_TASK DETAILS_
All of the entries below should be printed exactly; the pictures are to be left out.

_DATASET CONTENT_

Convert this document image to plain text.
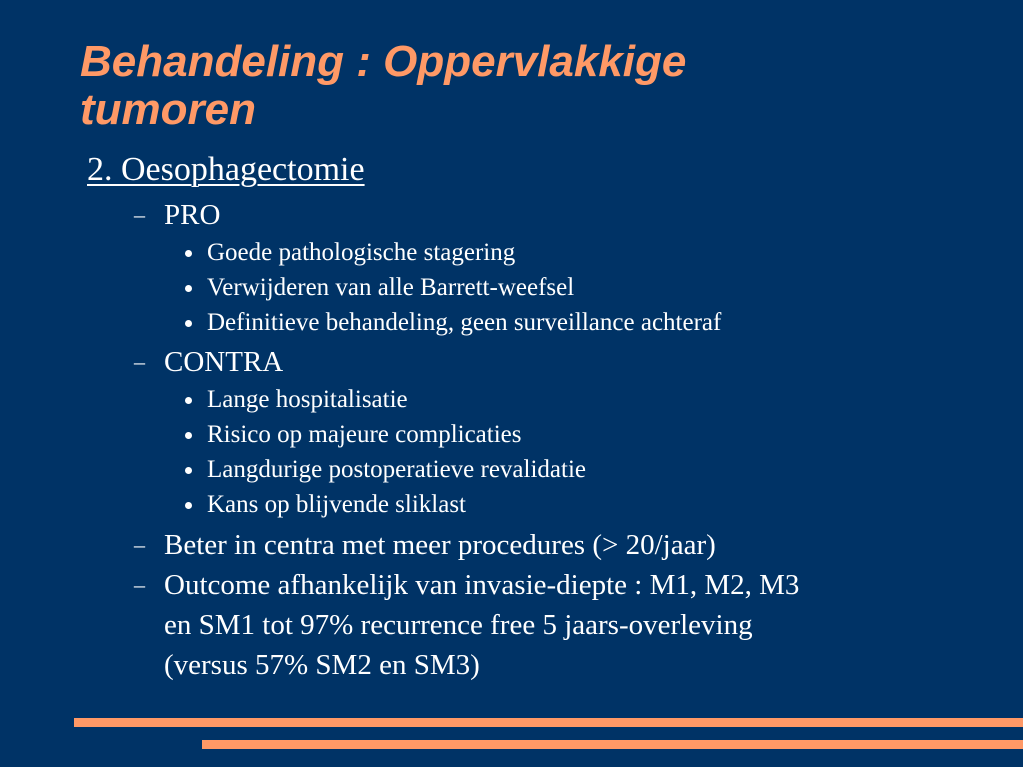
Behandeling : Oppervlakkige
tumoren
2. Oesophagectomie
– PRO
Goede pathologische stagering
Verwijderen van alle Barrett-weefsel
Definitieve behandeling, geen surveillance achteraf
– CONTRA
Lange hospitalisatie
Risico op majeure complicaties
Langdurige postoperatieve revalidatie
Kans op blijvende sliklast
– Beter in centra met meer procedures (> 20/jaar)
– Outcome afhankelijk van invasie-diepte : M1, M2, M3
en SM1 tot 97% recurrence free 5 jaars-overleving
(versus 57% SM2 en SM3)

_ANSWER TO THIS TASK_
Convert this document image to plain text.
Behandeling : Oppervlakkige
tumoren
2. Oesophagectomie
– PRO
Goede pathologische stagering
Verwijderen van alle Barrett-weefsel
Definitieve behandeling, geen surveillance achteraf
– CONTRA
Lange hospitalisatie
Risico op majeure complicaties
Langdurige postoperatieve revalidatie
Kans op blijvende sliklast
– Beter in centra met meer procedures (> 20/jaar)
– Outcome afhankelijk van invasie-diepte : M1, M2, M3
en SM1 tot 97% recurrence free 5 jaars-overleving
(versus 57% SM2 en SM3)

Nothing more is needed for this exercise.